• Required work:
Every entry here should be copied exactly.

☆ ☆ ☆ ☆ ☆

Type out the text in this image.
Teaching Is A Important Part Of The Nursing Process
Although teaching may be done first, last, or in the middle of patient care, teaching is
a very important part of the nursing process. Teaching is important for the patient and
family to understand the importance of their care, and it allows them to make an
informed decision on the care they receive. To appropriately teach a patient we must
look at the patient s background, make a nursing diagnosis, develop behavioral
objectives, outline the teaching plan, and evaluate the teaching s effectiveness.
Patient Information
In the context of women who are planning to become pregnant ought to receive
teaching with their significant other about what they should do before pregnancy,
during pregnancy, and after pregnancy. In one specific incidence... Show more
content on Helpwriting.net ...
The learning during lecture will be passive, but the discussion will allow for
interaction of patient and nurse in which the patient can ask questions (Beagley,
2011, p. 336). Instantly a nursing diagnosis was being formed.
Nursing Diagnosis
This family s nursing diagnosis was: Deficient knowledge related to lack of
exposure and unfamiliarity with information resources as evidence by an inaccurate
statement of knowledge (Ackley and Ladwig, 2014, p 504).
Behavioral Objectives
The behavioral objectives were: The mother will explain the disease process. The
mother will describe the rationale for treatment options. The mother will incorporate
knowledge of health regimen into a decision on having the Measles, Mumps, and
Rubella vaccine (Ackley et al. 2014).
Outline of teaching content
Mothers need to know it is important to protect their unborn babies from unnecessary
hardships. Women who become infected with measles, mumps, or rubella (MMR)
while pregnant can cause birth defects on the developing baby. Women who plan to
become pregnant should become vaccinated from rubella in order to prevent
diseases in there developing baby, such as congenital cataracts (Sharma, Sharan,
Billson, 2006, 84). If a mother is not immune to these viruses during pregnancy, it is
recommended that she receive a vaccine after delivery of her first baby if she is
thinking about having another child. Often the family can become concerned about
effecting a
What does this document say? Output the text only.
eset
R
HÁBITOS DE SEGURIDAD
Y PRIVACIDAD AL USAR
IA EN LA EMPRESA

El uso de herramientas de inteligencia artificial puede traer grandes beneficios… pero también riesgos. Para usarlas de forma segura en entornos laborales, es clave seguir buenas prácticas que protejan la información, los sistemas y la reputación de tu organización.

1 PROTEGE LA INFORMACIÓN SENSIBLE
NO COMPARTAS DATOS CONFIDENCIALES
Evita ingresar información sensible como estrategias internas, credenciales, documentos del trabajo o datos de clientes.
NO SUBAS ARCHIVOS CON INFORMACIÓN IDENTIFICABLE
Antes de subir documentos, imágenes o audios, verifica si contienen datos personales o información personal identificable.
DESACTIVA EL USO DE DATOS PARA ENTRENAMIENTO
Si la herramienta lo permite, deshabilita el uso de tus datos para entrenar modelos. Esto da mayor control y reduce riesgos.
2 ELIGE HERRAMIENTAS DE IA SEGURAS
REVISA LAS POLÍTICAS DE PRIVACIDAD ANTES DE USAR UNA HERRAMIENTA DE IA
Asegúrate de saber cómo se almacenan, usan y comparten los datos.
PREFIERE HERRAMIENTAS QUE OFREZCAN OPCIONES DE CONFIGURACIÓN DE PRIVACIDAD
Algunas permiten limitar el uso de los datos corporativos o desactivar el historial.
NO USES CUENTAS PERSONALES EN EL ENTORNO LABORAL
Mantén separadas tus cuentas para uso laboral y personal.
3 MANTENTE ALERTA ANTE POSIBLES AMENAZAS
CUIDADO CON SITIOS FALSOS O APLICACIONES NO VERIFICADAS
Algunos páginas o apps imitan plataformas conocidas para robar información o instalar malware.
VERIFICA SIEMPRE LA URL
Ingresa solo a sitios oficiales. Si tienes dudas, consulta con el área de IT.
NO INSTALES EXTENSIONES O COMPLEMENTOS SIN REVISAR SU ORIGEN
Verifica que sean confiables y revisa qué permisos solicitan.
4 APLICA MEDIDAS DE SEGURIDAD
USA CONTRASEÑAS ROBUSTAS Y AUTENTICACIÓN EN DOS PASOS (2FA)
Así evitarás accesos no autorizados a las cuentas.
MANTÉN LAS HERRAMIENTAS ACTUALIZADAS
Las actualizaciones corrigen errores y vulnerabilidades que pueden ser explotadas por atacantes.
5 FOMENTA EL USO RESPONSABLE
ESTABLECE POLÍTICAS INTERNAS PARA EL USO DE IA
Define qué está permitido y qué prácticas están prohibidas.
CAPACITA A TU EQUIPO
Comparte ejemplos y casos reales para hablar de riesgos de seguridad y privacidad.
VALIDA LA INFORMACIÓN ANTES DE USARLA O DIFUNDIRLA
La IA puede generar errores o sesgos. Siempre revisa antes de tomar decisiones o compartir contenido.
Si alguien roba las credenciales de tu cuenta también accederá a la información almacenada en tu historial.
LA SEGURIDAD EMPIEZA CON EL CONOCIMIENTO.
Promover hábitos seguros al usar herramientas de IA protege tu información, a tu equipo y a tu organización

☆ ☆ ☆ ☆ ☆

• Result for this task:
Type out the text in this image.
Teaching Is A Important Part Of The Nursing Process
Although teaching may be done first, last, or in the middle of patient care, teaching is
a very important part of the nursing process. Teaching is important for the patient and
family to understand the importance of their care, and it allows them to make an
informed decision on the care they receive. To appropriately teach a patient we must
look at the patient s background, make a nursing diagnosis, develop behavioral
objectives, outline the teaching plan, and evaluate the teaching s effectiveness.
Patient Information
In the context of women who are planning to become pregnant ought to receive
teaching with their significant other about what they should do before pregnancy,
during pregnancy, and after pregnancy. In one specific incidence... Show more
content on Helpwriting.net ...
The learning during lecture will be passive, but the discussion will allow for
interaction of patient and nurse in which the patient can ask questions (Beagley,
2011, p. 336). Instantly a nursing diagnosis was being formed.
Nursing Diagnosis
This family s nursing diagnosis was: Deficient knowledge related to lack of
exposure and unfamiliarity with information resources as evidence by an inaccurate
statement of knowledge (Ackley and Ladwig, 2014, p 504).
Behavioral Objectives
The behavioral objectives were: The mother will explain the disease process. The
mother will describe the rationale for treatment options. The mother will incorporate
knowledge of health regimen into a decision on having the Measles, Mumps, and
Rubella vaccine (Ackley et al. 2014).
Outline of teaching content
Mothers need to know it is important to protect their unborn babies from unnecessary
hardships. Women who become infected with measles, mumps, or rubella (MMR)
while pregnant can cause birth defects on the developing baby. Women who plan to
become pregnant should become vaccinated from rubella in order to prevent
diseases in there developing baby, such as congenital cataracts (Sharma, Sharan,
Billson, 2006, 84). If a mother is not immune to these viruses during pregnancy, it is
recommended that she receive a vaccine after delivery of her first baby if she is
thinking about having another child. Often the family can become concerned about
effecting a
What does this document say? Output the text only.
eset
R
HÁBITOS DE SEGURIDAD
Y PRIVACIDAD AL USAR
IA EN LA EMPRESA

El uso de herramientas de inteligencia artificial puede traer grandes beneficios… pero también riesgos. Para usarlas de forma segura en entornos laborales, es clave seguir buenas prácticas que protejan la información, los sistemas y la reputación de tu organización.

1 PROTEGE LA INFORMACIÓN SENSIBLE
NO COMPARTAS DATOS CONFIDENCIALES
Evita ingresar información sensible como estrategias internas, credenciales, documentos del trabajo o datos de clientes.
NO SUBAS ARCHIVOS CON INFORMACIÓN IDENTIFICABLE
Antes de subir documentos, imágenes o audios, verifica si contienen datos personales o información personal identificable.
DESACTIVA EL USO DE DATOS PARA ENTRENAMIENTO
Si la herramienta lo permite, deshabilita el uso de tus datos para entrenar modelos. Esto da mayor control y reduce riesgos.
2 ELIGE HERRAMIENTAS DE IA SEGURAS
REVISA LAS POLÍTICAS DE PRIVACIDAD ANTES DE USAR UNA HERRAMIENTA DE IA
Asegúrate de saber cómo se almacenan, usan y comparten los datos.
PREFIERE HERRAMIENTAS QUE OFREZCAN OPCIONES DE CONFIGURACIÓN DE PRIVACIDAD
Algunas permiten limitar el uso de los datos corporativos o desactivar el historial.
NO USES CUENTAS PERSONALES EN EL ENTORNO LABORAL
Mantén separadas tus cuentas para uso laboral y personal.
3 MANTENTE ALERTA ANTE POSIBLES AMENAZAS
CUIDADO CON SITIOS FALSOS O APLICACIONES NO VERIFICADAS
Algunos páginas o apps imitan plataformas conocidas para robar información o instalar malware.
VERIFICA SIEMPRE LA URL
Ingresa solo a sitios oficiales. Si tienes dudas, consulta con el área de IT.
NO INSTALES EXTENSIONES O COMPLEMENTOS SIN REVISAR SU ORIGEN
Verifica que sean confiables y revisa qué permisos solicitan.
4 APLICA MEDIDAS DE SEGURIDAD
USA CONTRASEÑAS ROBUSTAS Y AUTENTICACIÓN EN DOS PASOS (2FA)
Así evitarás accesos no autorizados a las cuentas.
MANTÉN LAS HERRAMIENTAS ACTUALIZADAS
Las actualizaciones corrigen errores y vulnerabilidades que pueden ser explotadas por atacantes.
5 FOMENTA EL USO RESPONSABLE
ESTABLECE POLÍTICAS INTERNAS PARA EL USO DE IA
Define qué está permitido y qué prácticas están prohibidas.
CAPACITA A TU EQUIPO
Comparte ejemplos y casos reales para hablar de riesgos de seguridad y privacidad.
VALIDA LA INFORMACIÓN ANTES DE USARLA O DIFUNDIRLA
La IA puede generar errores o sesgos. Siempre revisa antes de tomar decisiones o compartir contenido.
Si alguien roba las credenciales de tu cuenta también accederá a la información almacenada en tu historial.
LA SEGURIDAD EMPIEZA CON EL CONOCIMIENTO.
Promover hábitos seguros al usar herramientas de IA protege tu información, a tu equipo y a tu organización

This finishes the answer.